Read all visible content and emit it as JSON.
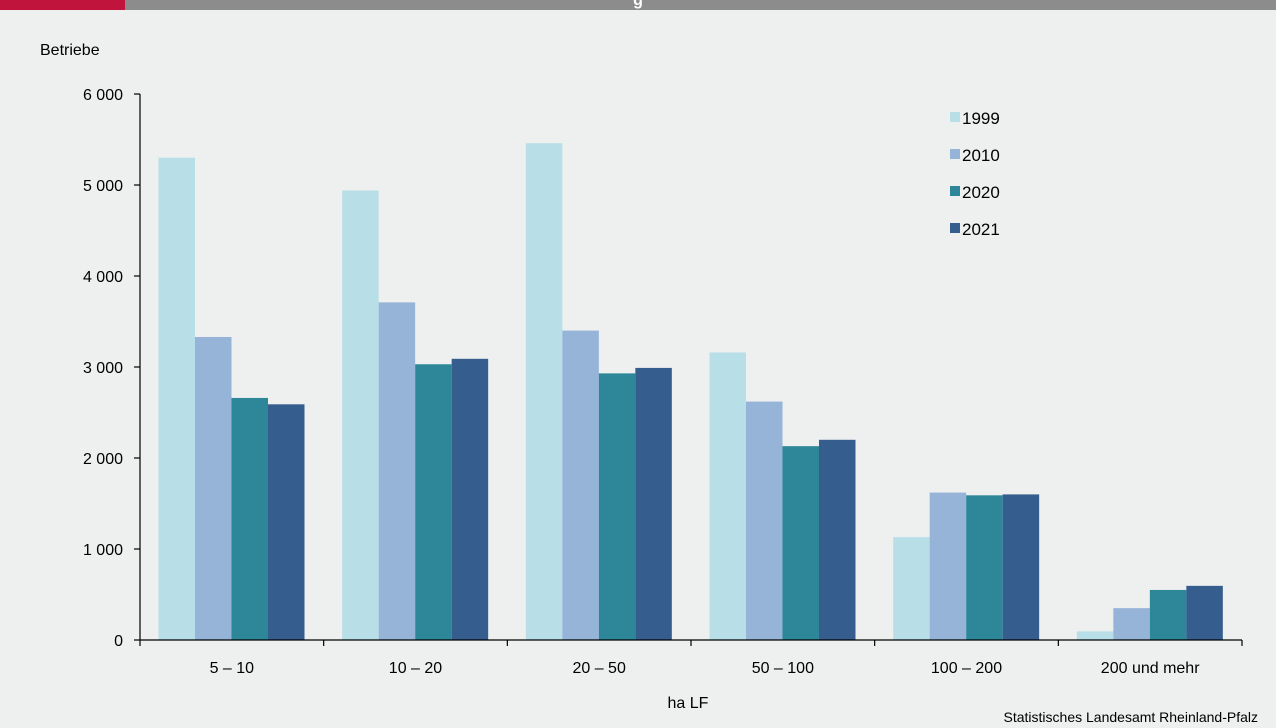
{
  "header": {
    "title": "g"
  },
  "chart_data": {
    "type": "bar",
    "categories": [
      "5 – 10",
      "10 – 20",
      "20 – 50",
      "50 – 100",
      "100 – 200",
      "200 und mehr"
    ],
    "series": [
      {
        "name": "1999",
        "color": "#b8dfe8",
        "values": [
          5300,
          4940,
          5460,
          3160,
          1130,
          95
        ]
      },
      {
        "name": "2010",
        "color": "#96b3d8",
        "values": [
          3330,
          3710,
          3400,
          2620,
          1620,
          350
        ]
      },
      {
        "name": "2020",
        "color": "#2d8799",
        "values": [
          2660,
          3030,
          2930,
          2130,
          1590,
          550
        ]
      },
      {
        "name": "2021",
        "color": "#355e8f",
        "values": [
          2590,
          3090,
          2990,
          2200,
          1600,
          595
        ]
      }
    ],
    "ylim": [
      0,
      6000
    ],
    "yticks": [
      0,
      1000,
      2000,
      3000,
      4000,
      5000,
      6000
    ],
    "ytick_labels": [
      "0",
      "1 000",
      "2 000",
      "3 000",
      "4 000",
      "5 000",
      "6 000"
    ],
    "ylabel": "Betriebe",
    "xlabel": "ha LF",
    "legend_position": "top-right",
    "grid": false
  },
  "footer": {
    "source": "Statistisches Landesamt Rheinland-Pfalz"
  }
}
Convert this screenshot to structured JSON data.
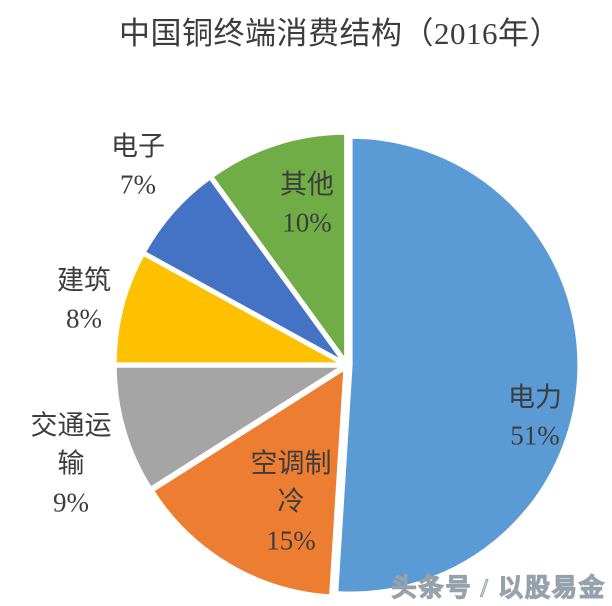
{
  "page": {
    "background_color": "#ffffff"
  },
  "chart_data": {
    "type": "pie",
    "title": "中国铜终端消费结构（2016年）",
    "start_angle_deg": 0,
    "direction": "clockwise",
    "legend": "none",
    "slice_border_color": "#ffffff",
    "label_text_color": "#3d3d3d",
    "slices": [
      {
        "name": "电力",
        "value_pct": 51,
        "color": "#5B9BD5",
        "label": "电力",
        "label_value": "51%",
        "label_placement": "inside"
      },
      {
        "name": "空调制冷",
        "value_pct": 15,
        "color": "#ED7D31",
        "label": "空调制冷",
        "label_value": "15%",
        "label_placement": "inside"
      },
      {
        "name": "交通运输",
        "value_pct": 9,
        "color": "#A5A5A5",
        "label": "交通运输",
        "label_value": "9%",
        "label_placement": "outside"
      },
      {
        "name": "建筑",
        "value_pct": 8,
        "color": "#FFC000",
        "label": "建筑",
        "label_value": "8%",
        "label_placement": "outside"
      },
      {
        "name": "电子",
        "value_pct": 7,
        "color": "#4472C4",
        "label": "电子",
        "label_value": "7%",
        "label_placement": "outside"
      },
      {
        "name": "其他",
        "value_pct": 10,
        "color": "#70AD47",
        "label": "其他",
        "label_value": "10%",
        "label_placement": "inside"
      }
    ]
  },
  "watermark": {
    "text": "头条号 / 以股易金"
  }
}
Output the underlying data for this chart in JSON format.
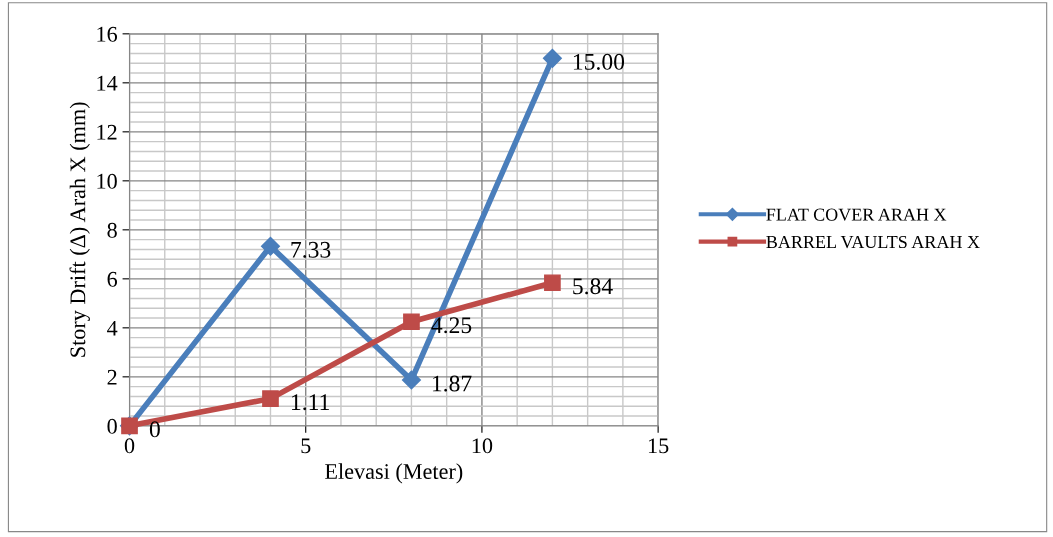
{
  "chart_data": {
    "type": "line",
    "xlabel": "Elevasi (Meter)",
    "ylabel": "Story Drift (Δ) Arah X (mm)",
    "x": [
      0,
      4,
      8,
      12
    ],
    "series": [
      {
        "name": "FLAT COVER ARAH X",
        "color": "#4a7ebb",
        "marker": "diamond",
        "values": [
          0,
          7.33,
          1.87,
          15.0
        ],
        "value_labels": [
          null,
          "7.33",
          "1.87",
          "15.00"
        ]
      },
      {
        "name": "BARREL VAULTS ARAH X",
        "color": "#be4b48",
        "marker": "square",
        "values": [
          0,
          1.11,
          4.25,
          5.84
        ],
        "value_labels": [
          "0",
          "1.11",
          "4.25",
          "5.84"
        ]
      }
    ],
    "xlim": [
      0,
      15
    ],
    "xticks": [
      0,
      5,
      10,
      15
    ],
    "ylim": [
      0,
      16
    ],
    "yticks": [
      0,
      2,
      4,
      6,
      8,
      10,
      12,
      14,
      16
    ],
    "grid": true,
    "legend": "right",
    "line_style": "solid"
  }
}
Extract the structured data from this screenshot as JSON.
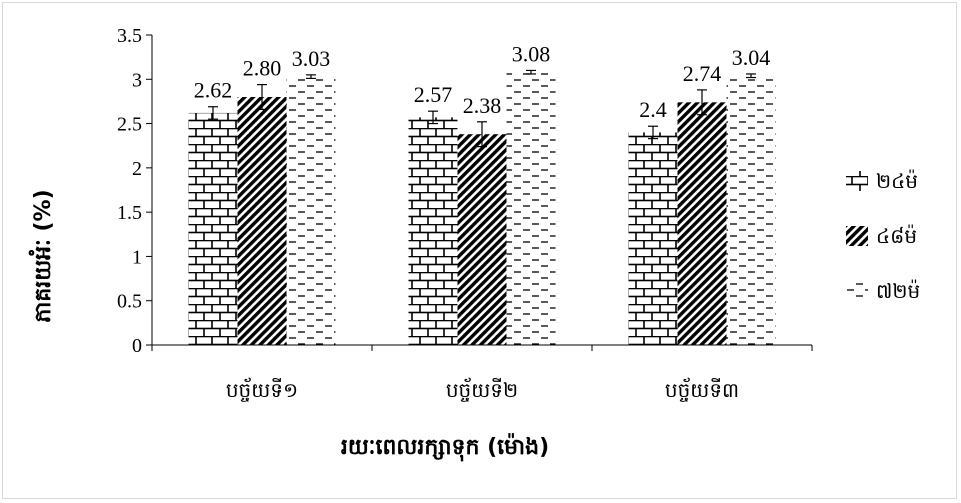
{
  "chart_data": {
    "type": "bar",
    "xlabel": "រយៈពេលរក្សាទុក (ម៉ោង)",
    "ylabel": "ភាគរយអំៈ (%)",
    "categories": [
      "បច្ច័យទី១",
      "បច្ច័យទី២",
      "បច្ច័យទី៣"
    ],
    "ylim": [
      0,
      3.5
    ],
    "yticks": [
      "0",
      "0.5",
      "1",
      "1.5",
      "2",
      "2.5",
      "3",
      "3.5"
    ],
    "ytick_values": [
      0,
      0.5,
      1,
      1.5,
      2,
      2.5,
      3,
      3.5
    ],
    "grid": false,
    "legend_position": "right",
    "series": [
      {
        "name": "២៤ម៉",
        "pattern": "brick",
        "values": [
          2.62,
          2.57,
          2.4
        ],
        "errors": [
          0.07,
          0.07,
          0.07
        ],
        "labels": [
          "2.62",
          "2.57",
          "2.4"
        ]
      },
      {
        "name": "៤៨ម៉",
        "pattern": "diagonal",
        "values": [
          2.8,
          2.38,
          2.74
        ],
        "errors": [
          0.14,
          0.14,
          0.14
        ],
        "labels": [
          "2.80",
          "2.38",
          "2.74"
        ]
      },
      {
        "name": "៧២ម៉",
        "pattern": "dashed",
        "values": [
          3.03,
          3.08,
          3.04
        ],
        "errors": [
          0.02,
          0.02,
          0.02
        ],
        "labels": [
          "3.03",
          "3.08",
          "3.04"
        ]
      }
    ]
  }
}
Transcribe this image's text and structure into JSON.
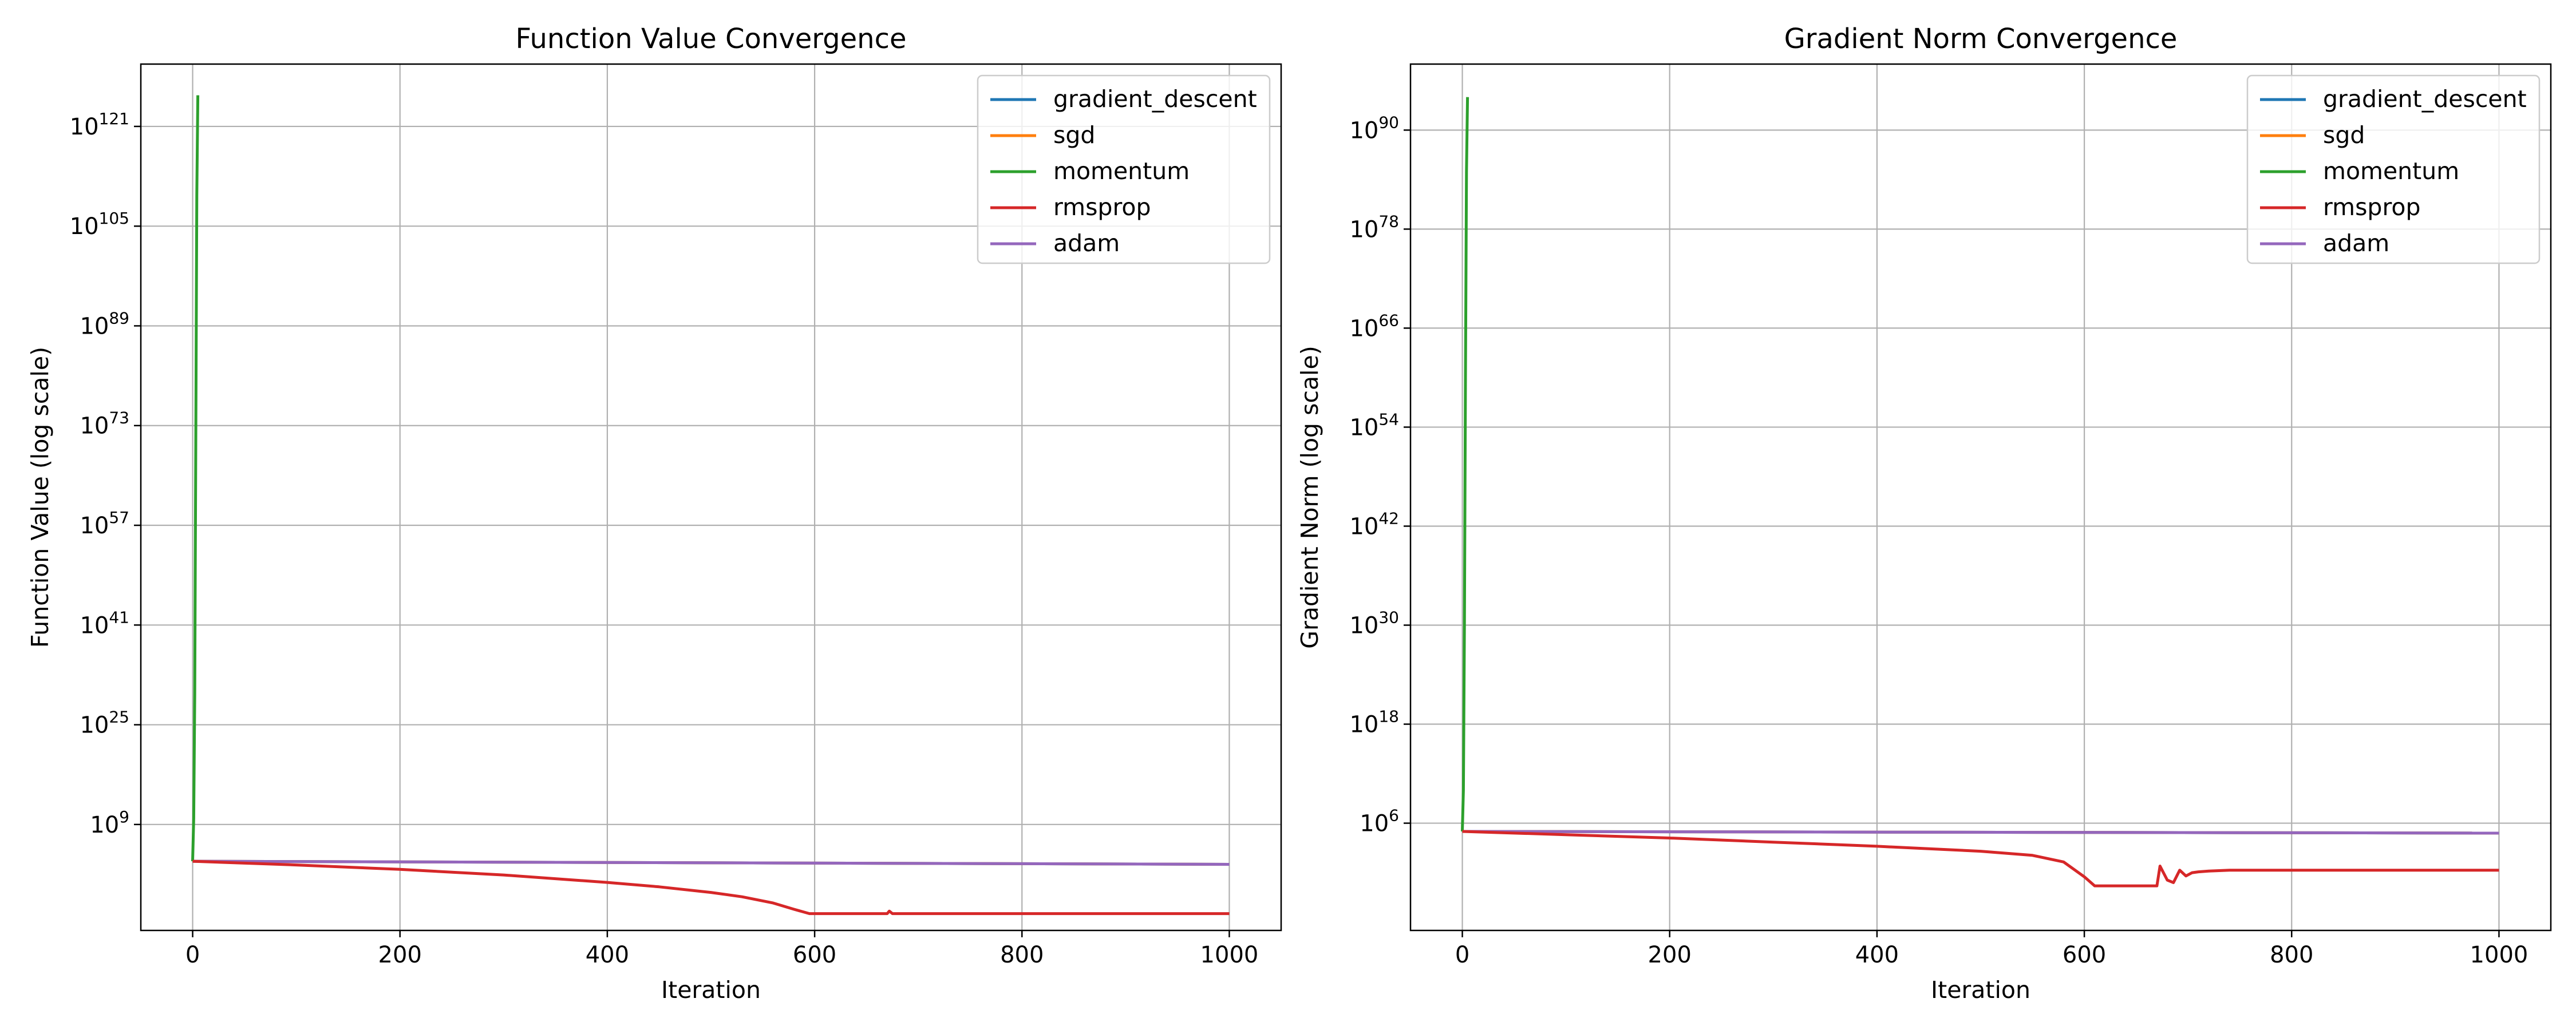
{
  "chart_data": [
    {
      "type": "line",
      "title": "Function Value Convergence",
      "xlabel": "Iteration",
      "ylabel": "Function Value (log scale)",
      "yscale": "log",
      "xlim": [
        -50,
        1050
      ],
      "ylim_log10": [
        -8,
        131
      ],
      "xticks": [
        0,
        200,
        400,
        600,
        800,
        1000
      ],
      "yticks_exp": [
        9,
        25,
        41,
        57,
        73,
        89,
        105,
        121
      ],
      "ytick_base": "10",
      "grid": true,
      "legend_position": "top-right",
      "series": [
        {
          "name": "gradient_descent",
          "color": "#1f77b4",
          "x": [
            0,
            1000
          ],
          "log10_y": [
            3.1,
            2.6
          ]
        },
        {
          "name": "sgd",
          "color": "#ff7f0e",
          "x": [
            0,
            1000
          ],
          "log10_y": [
            3.1,
            2.6
          ]
        },
        {
          "name": "momentum",
          "color": "#2ca02c",
          "x": [
            0,
            1,
            2,
            3,
            4,
            5
          ],
          "log10_y": [
            3.1,
            10,
            30,
            70,
            110,
            126
          ]
        },
        {
          "name": "rmsprop",
          "color": "#d62728",
          "x": [
            0,
            100,
            200,
            300,
            400,
            450,
            500,
            530,
            560,
            580,
            595,
            650,
            670,
            672,
            675,
            700,
            800,
            1000
          ],
          "log10_y": [
            3.1,
            2.5,
            1.8,
            0.9,
            -0.3,
            -1.0,
            -1.9,
            -2.6,
            -3.6,
            -4.6,
            -5.3,
            -5.3,
            -5.3,
            -4.9,
            -5.3,
            -5.3,
            -5.3,
            -5.3
          ]
        },
        {
          "name": "adam",
          "color": "#9467bd",
          "x": [
            0,
            1000
          ],
          "log10_y": [
            3.1,
            2.6
          ]
        }
      ]
    },
    {
      "type": "line",
      "title": "Gradient Norm Convergence",
      "xlabel": "Iteration",
      "ylabel": "Gradient Norm (log scale)",
      "yscale": "log",
      "xlim": [
        -50,
        1050
      ],
      "ylim_log10": [
        -7,
        98
      ],
      "xticks": [
        0,
        200,
        400,
        600,
        800,
        1000
      ],
      "yticks_exp": [
        6,
        18,
        30,
        42,
        54,
        66,
        78,
        90
      ],
      "ytick_base": "10",
      "grid": true,
      "legend_position": "top-right",
      "series": [
        {
          "name": "gradient_descent",
          "color": "#1f77b4",
          "x": [
            0,
            1000
          ],
          "log10_y": [
            5.0,
            4.8
          ]
        },
        {
          "name": "sgd",
          "color": "#ff7f0e",
          "x": [
            0,
            1000
          ],
          "log10_y": [
            5.0,
            4.8
          ]
        },
        {
          "name": "momentum",
          "color": "#2ca02c",
          "x": [
            0,
            1,
            2,
            3,
            4,
            5
          ],
          "log10_y": [
            5.0,
            10,
            30,
            60,
            85,
            94
          ]
        },
        {
          "name": "rmsprop",
          "color": "#d62728",
          "x": [
            0,
            100,
            200,
            300,
            400,
            450,
            500,
            550,
            580,
            600,
            610,
            670,
            673,
            680,
            686,
            692,
            698,
            704,
            710,
            720,
            740,
            800,
            1000
          ],
          "log10_y": [
            5.0,
            4.6,
            4.2,
            3.7,
            3.2,
            2.9,
            2.6,
            2.1,
            1.3,
            -0.5,
            -1.6,
            -1.6,
            0.8,
            -0.9,
            -1.2,
            0.3,
            -0.4,
            0.0,
            0.1,
            0.2,
            0.3,
            0.3,
            0.3
          ]
        },
        {
          "name": "adam",
          "color": "#9467bd",
          "x": [
            0,
            1000
          ],
          "log10_y": [
            5.0,
            4.8
          ]
        }
      ]
    }
  ]
}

━━━━━━━━━━

Task objective: Copy all lines of the material above where the string "JSON" occurs.

Output below:
Read all visible content and emit it as JSON.
Convert this screenshot to structured JSON data.
Output the underlying data for this chart in JSON format.
Extract the structured data from this screenshot as JSON.
Transcribe this image's text and structure into JSON.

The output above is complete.